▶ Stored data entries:
▽
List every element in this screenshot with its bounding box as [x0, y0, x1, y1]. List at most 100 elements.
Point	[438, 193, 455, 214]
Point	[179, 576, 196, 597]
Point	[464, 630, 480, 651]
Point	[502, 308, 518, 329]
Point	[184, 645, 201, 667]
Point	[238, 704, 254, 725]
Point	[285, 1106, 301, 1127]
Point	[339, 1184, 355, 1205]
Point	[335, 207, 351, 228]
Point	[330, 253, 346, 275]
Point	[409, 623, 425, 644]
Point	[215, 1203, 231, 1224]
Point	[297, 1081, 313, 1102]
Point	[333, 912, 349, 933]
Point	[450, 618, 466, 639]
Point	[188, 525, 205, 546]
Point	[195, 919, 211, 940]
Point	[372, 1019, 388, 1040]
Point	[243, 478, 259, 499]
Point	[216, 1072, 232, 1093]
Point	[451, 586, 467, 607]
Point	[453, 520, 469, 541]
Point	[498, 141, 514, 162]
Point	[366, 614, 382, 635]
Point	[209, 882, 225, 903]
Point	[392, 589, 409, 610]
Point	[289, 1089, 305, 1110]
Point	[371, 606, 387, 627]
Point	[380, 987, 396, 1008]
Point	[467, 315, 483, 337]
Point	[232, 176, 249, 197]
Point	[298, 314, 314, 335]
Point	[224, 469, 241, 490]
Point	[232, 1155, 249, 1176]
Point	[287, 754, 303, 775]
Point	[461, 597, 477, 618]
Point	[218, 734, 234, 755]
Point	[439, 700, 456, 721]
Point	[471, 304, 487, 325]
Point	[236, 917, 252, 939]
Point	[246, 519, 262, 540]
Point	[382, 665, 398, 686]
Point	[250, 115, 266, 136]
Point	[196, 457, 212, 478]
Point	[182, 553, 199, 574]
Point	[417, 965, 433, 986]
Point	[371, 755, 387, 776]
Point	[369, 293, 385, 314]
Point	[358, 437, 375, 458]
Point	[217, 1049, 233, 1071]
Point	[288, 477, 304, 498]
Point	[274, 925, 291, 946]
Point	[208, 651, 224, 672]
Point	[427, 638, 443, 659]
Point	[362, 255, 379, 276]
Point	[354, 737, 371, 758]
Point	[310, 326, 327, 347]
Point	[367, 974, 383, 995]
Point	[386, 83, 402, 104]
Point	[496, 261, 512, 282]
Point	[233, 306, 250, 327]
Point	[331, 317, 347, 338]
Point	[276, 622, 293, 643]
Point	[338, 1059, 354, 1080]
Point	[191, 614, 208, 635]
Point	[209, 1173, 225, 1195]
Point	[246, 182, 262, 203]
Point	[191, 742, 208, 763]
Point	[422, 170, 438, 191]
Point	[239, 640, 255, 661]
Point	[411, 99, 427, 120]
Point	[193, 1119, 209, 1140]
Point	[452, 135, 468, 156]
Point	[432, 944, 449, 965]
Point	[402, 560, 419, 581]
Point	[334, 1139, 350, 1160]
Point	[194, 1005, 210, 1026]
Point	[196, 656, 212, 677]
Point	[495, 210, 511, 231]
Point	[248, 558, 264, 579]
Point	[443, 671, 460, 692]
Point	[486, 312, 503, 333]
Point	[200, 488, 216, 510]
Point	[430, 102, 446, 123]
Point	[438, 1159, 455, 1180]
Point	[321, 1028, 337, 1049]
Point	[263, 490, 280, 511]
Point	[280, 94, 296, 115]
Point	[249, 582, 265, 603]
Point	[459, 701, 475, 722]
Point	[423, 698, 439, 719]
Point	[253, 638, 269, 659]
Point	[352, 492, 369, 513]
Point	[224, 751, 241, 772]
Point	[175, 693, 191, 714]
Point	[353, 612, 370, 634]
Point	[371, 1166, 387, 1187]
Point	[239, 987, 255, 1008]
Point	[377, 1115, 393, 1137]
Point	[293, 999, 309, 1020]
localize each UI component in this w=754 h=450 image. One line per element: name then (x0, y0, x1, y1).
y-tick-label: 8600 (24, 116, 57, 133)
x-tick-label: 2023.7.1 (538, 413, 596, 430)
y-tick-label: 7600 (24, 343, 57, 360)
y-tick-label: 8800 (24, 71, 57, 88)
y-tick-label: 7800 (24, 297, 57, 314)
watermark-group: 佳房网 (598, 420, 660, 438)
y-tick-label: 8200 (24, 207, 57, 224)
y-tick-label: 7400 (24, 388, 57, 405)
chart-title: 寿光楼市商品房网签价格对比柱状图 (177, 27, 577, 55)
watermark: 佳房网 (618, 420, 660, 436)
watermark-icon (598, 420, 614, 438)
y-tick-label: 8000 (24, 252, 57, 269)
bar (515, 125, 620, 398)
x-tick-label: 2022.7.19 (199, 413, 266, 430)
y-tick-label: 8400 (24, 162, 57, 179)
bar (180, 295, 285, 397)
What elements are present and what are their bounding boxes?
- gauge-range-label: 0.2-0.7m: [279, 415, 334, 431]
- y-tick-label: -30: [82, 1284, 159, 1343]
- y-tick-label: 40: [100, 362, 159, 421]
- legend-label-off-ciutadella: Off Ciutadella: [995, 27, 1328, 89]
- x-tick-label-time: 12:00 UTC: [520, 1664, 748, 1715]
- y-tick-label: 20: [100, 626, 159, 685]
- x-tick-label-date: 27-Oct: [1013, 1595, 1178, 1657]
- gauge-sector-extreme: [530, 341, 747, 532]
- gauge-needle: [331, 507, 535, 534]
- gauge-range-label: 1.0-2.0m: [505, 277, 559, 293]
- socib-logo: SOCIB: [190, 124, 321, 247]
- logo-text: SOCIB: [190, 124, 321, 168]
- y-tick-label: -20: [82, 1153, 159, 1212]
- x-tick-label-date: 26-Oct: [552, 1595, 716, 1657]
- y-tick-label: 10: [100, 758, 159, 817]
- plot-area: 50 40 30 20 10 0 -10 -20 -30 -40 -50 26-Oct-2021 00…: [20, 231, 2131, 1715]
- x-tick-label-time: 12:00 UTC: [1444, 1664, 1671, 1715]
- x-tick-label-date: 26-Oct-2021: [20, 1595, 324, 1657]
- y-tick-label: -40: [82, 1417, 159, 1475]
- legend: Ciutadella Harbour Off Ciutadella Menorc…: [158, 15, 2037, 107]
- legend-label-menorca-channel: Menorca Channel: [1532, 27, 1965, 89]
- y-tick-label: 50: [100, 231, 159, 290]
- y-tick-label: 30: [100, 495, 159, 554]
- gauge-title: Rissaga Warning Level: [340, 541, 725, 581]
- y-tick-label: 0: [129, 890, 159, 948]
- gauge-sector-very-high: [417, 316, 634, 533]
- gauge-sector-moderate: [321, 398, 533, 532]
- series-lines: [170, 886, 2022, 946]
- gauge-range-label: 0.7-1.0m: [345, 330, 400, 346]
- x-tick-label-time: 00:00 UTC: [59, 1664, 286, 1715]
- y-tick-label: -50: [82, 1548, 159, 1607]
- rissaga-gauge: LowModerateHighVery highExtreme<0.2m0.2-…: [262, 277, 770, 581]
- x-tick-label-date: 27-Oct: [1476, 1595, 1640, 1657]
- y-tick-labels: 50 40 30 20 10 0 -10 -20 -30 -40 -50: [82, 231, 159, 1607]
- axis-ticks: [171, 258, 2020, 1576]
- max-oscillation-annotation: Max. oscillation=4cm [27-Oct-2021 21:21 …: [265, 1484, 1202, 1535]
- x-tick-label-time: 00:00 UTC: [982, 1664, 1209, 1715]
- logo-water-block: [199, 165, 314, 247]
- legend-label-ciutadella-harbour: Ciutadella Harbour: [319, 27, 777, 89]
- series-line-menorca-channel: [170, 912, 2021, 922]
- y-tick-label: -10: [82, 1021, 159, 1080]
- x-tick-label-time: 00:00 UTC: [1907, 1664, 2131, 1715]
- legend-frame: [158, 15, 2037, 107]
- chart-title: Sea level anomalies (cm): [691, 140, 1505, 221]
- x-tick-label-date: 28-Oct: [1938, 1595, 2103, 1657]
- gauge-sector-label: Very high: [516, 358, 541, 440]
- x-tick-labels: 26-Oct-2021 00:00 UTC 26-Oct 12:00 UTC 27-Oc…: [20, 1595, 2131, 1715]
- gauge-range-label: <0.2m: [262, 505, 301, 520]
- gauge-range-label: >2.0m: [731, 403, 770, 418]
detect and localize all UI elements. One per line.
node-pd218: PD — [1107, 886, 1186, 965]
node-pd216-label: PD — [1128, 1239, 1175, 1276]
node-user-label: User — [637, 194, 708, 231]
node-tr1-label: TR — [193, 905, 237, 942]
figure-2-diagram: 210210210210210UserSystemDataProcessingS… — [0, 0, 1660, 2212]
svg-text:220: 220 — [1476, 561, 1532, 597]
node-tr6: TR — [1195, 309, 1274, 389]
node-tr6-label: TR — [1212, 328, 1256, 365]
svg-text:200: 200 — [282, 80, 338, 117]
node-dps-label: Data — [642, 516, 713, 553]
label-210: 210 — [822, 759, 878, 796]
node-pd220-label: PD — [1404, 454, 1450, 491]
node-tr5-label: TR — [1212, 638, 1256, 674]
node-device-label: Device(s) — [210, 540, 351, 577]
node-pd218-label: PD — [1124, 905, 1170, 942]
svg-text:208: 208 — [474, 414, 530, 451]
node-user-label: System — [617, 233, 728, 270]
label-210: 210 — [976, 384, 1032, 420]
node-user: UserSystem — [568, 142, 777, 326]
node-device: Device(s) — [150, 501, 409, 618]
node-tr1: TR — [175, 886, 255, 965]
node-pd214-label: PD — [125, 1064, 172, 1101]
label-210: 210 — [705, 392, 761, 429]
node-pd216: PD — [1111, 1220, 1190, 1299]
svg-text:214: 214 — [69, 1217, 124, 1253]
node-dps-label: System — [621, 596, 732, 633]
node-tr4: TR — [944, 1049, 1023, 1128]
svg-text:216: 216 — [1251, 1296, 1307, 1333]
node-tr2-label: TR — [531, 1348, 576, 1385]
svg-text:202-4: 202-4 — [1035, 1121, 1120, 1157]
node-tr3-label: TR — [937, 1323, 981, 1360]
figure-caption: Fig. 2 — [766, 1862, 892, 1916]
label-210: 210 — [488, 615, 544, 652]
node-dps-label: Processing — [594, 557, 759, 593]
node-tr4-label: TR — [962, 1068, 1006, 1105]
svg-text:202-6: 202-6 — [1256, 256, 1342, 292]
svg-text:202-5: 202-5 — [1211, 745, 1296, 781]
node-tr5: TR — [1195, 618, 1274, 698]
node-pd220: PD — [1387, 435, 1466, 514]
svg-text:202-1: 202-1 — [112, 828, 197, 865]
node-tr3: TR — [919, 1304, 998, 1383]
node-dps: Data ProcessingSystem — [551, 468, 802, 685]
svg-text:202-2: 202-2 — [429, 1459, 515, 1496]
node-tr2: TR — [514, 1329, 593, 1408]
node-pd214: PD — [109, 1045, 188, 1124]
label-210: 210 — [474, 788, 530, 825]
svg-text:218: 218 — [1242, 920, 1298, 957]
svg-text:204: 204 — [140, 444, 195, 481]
△
List each row above that contains the string "chart", copying every such row in full. Only matches with the same capitalization count.

▶ REPLY TO THE TASK:
chart-title: 寿光楼市商品房网签价格对比柱状图 (177, 27, 577, 55)
- chart-title: Sea level anomalies (cm): [691, 140, 1505, 221]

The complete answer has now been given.